--- start of Records provided ---

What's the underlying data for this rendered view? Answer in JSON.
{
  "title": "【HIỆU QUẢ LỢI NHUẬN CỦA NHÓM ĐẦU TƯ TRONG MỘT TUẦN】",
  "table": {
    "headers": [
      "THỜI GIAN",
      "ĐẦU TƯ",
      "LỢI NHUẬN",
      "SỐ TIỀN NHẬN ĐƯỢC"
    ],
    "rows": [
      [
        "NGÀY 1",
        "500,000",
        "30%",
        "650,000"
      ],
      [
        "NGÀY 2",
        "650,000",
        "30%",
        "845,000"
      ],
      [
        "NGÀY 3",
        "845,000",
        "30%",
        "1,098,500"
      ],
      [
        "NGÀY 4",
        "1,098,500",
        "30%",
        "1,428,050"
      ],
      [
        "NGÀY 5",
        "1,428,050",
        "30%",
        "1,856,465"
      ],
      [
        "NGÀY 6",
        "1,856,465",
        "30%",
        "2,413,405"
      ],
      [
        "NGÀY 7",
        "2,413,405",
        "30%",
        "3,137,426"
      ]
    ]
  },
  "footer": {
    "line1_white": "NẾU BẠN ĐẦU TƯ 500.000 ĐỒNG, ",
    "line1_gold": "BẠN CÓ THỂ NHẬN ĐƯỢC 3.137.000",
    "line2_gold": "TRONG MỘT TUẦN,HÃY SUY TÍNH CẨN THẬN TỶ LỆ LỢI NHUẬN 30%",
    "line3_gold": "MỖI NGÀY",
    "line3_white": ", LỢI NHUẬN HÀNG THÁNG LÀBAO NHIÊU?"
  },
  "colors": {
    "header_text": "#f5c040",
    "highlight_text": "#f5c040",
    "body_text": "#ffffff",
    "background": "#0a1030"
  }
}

--- end of Records provided ---

= What to do =
Restate every line of the data word for word.

= Exercise output =
What's the underlying data for this rendered view? Answer in JSON.
{
  "title": "【HIỆU QUẢ LỢI NHUẬN CỦA NHÓM ĐẦU TƯ TRONG MỘT TUẦN】",
  "table": {
    "headers": [
      "THỜI GIAN",
      "ĐẦU TƯ",
      "LỢI NHUẬN",
      "SỐ TIỀN NHẬN ĐƯỢC"
    ],
    "rows": [
      [
        "NGÀY 1",
        "500,000",
        "30%",
        "650,000"
      ],
      [
        "NGÀY 2",
        "650,000",
        "30%",
        "845,000"
      ],
      [
        "NGÀY 3",
        "845,000",
        "30%",
        "1,098,500"
      ],
      [
        "NGÀY 4",
        "1,098,500",
        "30%",
        "1,428,050"
      ],
      [
        "NGÀY 5",
        "1,428,050",
        "30%",
        "1,856,465"
      ],
      [
        "NGÀY 6",
        "1,856,465",
        "30%",
        "2,413,405"
      ],
      [
        "NGÀY 7",
        "2,413,405",
        "30%",
        "3,137,426"
      ]
    ]
  },
  "footer": {
    "line1_white": "NẾU BẠN ĐẦU TƯ 500.000 ĐỒNG, ",
    "line1_gold": "BẠN CÓ THỂ NHẬN ĐƯỢC 3.137.000",
    "line2_gold": "TRONG MỘT TUẦN,HÃY SUY TÍNH CẨN THẬN TỶ LỆ LỢI NHUẬN 30%",
    "line3_gold": "MỖI NGÀY",
    "line3_white": ", LỢI NHUẬN HÀNG THÁNG LÀBAO NHIÊU?"
  },
  "colors": {
    "header_text": "#f5c040",
    "highlight_text": "#f5c040",
    "body_text": "#ffffff",
    "background": "#0a1030"
  }
}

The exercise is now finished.